**TASK DETAILS**
Report how many lines hold the word "text"; give nothing but the number.

== == ==

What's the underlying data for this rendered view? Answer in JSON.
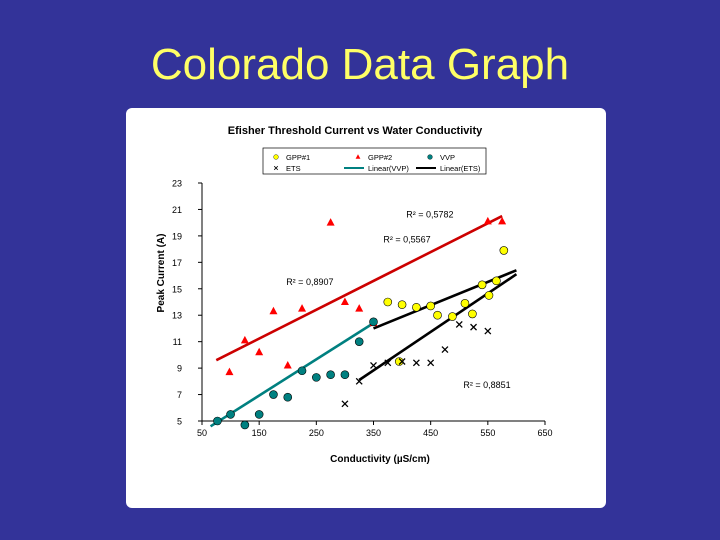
{
  "slide": {
    "title": "Colorado Data Graph"
  },
  "chart_data": {
    "type": "scatter",
    "title": "Efisher Threshold Current vs Water Conductivity",
    "xlabel": "Conductivity (µS/cm)",
    "ylabel": "Peak Current (A)",
    "xlim": [
      50,
      650
    ],
    "ylim": [
      5,
      23
    ],
    "xticks": [
      50,
      150,
      250,
      350,
      450,
      550,
      650
    ],
    "yticks": [
      5,
      7,
      9,
      11,
      13,
      15,
      17,
      19,
      21,
      23
    ],
    "grid": false,
    "legend_position": "top",
    "legend": [
      "GPP#1",
      "GPP#2",
      "VVP",
      "ETS",
      "Linear(VVP)",
      "Linear(ETS)"
    ],
    "series": [
      {
        "name": "GPP#1",
        "marker": "circle",
        "color": "#ffff00",
        "points": [
          [
            375,
            14
          ],
          [
            400,
            13.8
          ],
          [
            425,
            13.6
          ],
          [
            450,
            13.7
          ],
          [
            462,
            13
          ],
          [
            488,
            12.9
          ],
          [
            510,
            13.9
          ],
          [
            523,
            13.1
          ],
          [
            540,
            15.3
          ],
          [
            552,
            14.5
          ],
          [
            565,
            15.6
          ],
          [
            578,
            17.9
          ],
          [
            395,
            9.5
          ]
        ]
      },
      {
        "name": "GPP#2",
        "marker": "triangle",
        "color": "#ff0000",
        "points": [
          [
            98,
            8.7
          ],
          [
            125,
            11.1
          ],
          [
            150,
            10.2
          ],
          [
            175,
            13.3
          ],
          [
            200,
            9.2
          ],
          [
            225,
            13.5
          ],
          [
            275,
            20
          ],
          [
            300,
            14
          ],
          [
            325,
            13.5
          ],
          [
            350,
            12.4
          ],
          [
            575,
            20.1
          ],
          [
            550,
            20.1
          ]
        ]
      },
      {
        "name": "VVP",
        "marker": "circle",
        "color": "#008080",
        "points": [
          [
            77,
            5
          ],
          [
            100,
            5.5
          ],
          [
            125,
            4.7
          ],
          [
            150,
            5.5
          ],
          [
            175,
            7
          ],
          [
            200,
            6.8
          ],
          [
            225,
            8.8
          ],
          [
            250,
            8.3
          ],
          [
            275,
            8.5
          ],
          [
            300,
            8.5
          ],
          [
            325,
            11
          ],
          [
            350,
            12.5
          ]
        ]
      },
      {
        "name": "ETS",
        "marker": "x",
        "color": "#000000",
        "points": [
          [
            300,
            6.3
          ],
          [
            325,
            8
          ],
          [
            350,
            9.2
          ],
          [
            375,
            9.4
          ],
          [
            400,
            9.5
          ],
          [
            425,
            9.4
          ],
          [
            450,
            9.4
          ],
          [
            475,
            10.4
          ],
          [
            500,
            12.3
          ],
          [
            525,
            12.1
          ],
          [
            550,
            11.8
          ]
        ]
      }
    ],
    "fits": [
      {
        "name": "Linear(VVP)",
        "color": "#008080",
        "x": [
          65,
          350
        ],
        "y": [
          4.6,
          12.4
        ],
        "r2_label": "R² = 0,8907"
      },
      {
        "name": "Linear(ETS)",
        "color": "#000000",
        "x": [
          325,
          600
        ],
        "y": [
          8.1,
          16.1
        ],
        "r2_label": "R² = 0,8851"
      },
      {
        "name": "GPP#2 trend",
        "color": "#cc0000",
        "x": [
          75,
          575
        ],
        "y": [
          9.6,
          20.5
        ],
        "r2_label": "R² = 0,5782"
      },
      {
        "name": "GPP#1 trend",
        "color": "#000000",
        "x": [
          350,
          600
        ],
        "y": [
          12,
          16.4
        ],
        "r2_label": "R² = 0,5567"
      }
    ],
    "r2_labels": [
      {
        "text": "R² = 0,5782",
        "color": "#ff0000",
        "at": [
          490,
          20.4
        ]
      },
      {
        "text": "R² = 0,5567",
        "color": "#ff0000",
        "at": [
          450,
          18.5
        ]
      },
      {
        "text": "R² = 0,8907",
        "color": "#ff0000",
        "at": [
          280,
          15.3
        ]
      },
      {
        "text": "R² = 0,8851",
        "color": "#000000",
        "at": [
          590,
          7.5
        ]
      }
    ]
  }
}
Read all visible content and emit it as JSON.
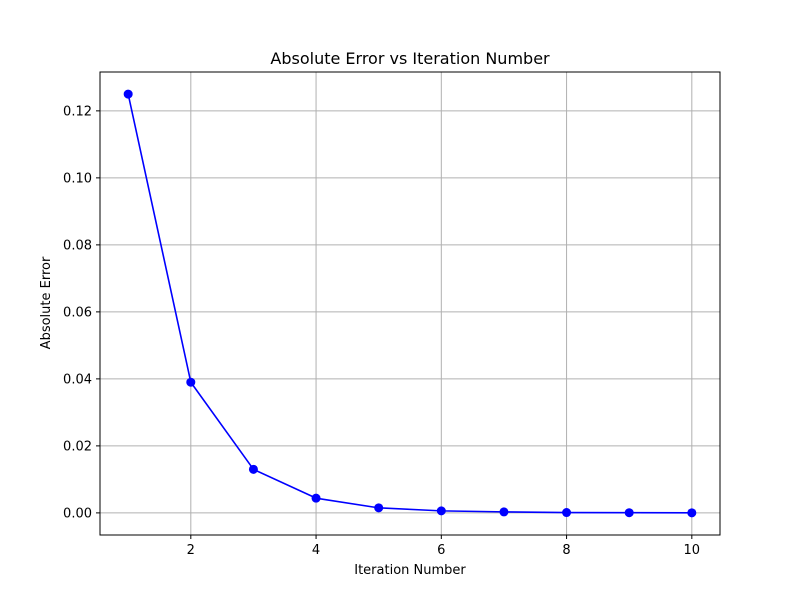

== == ==

**FINISHED TASK**
4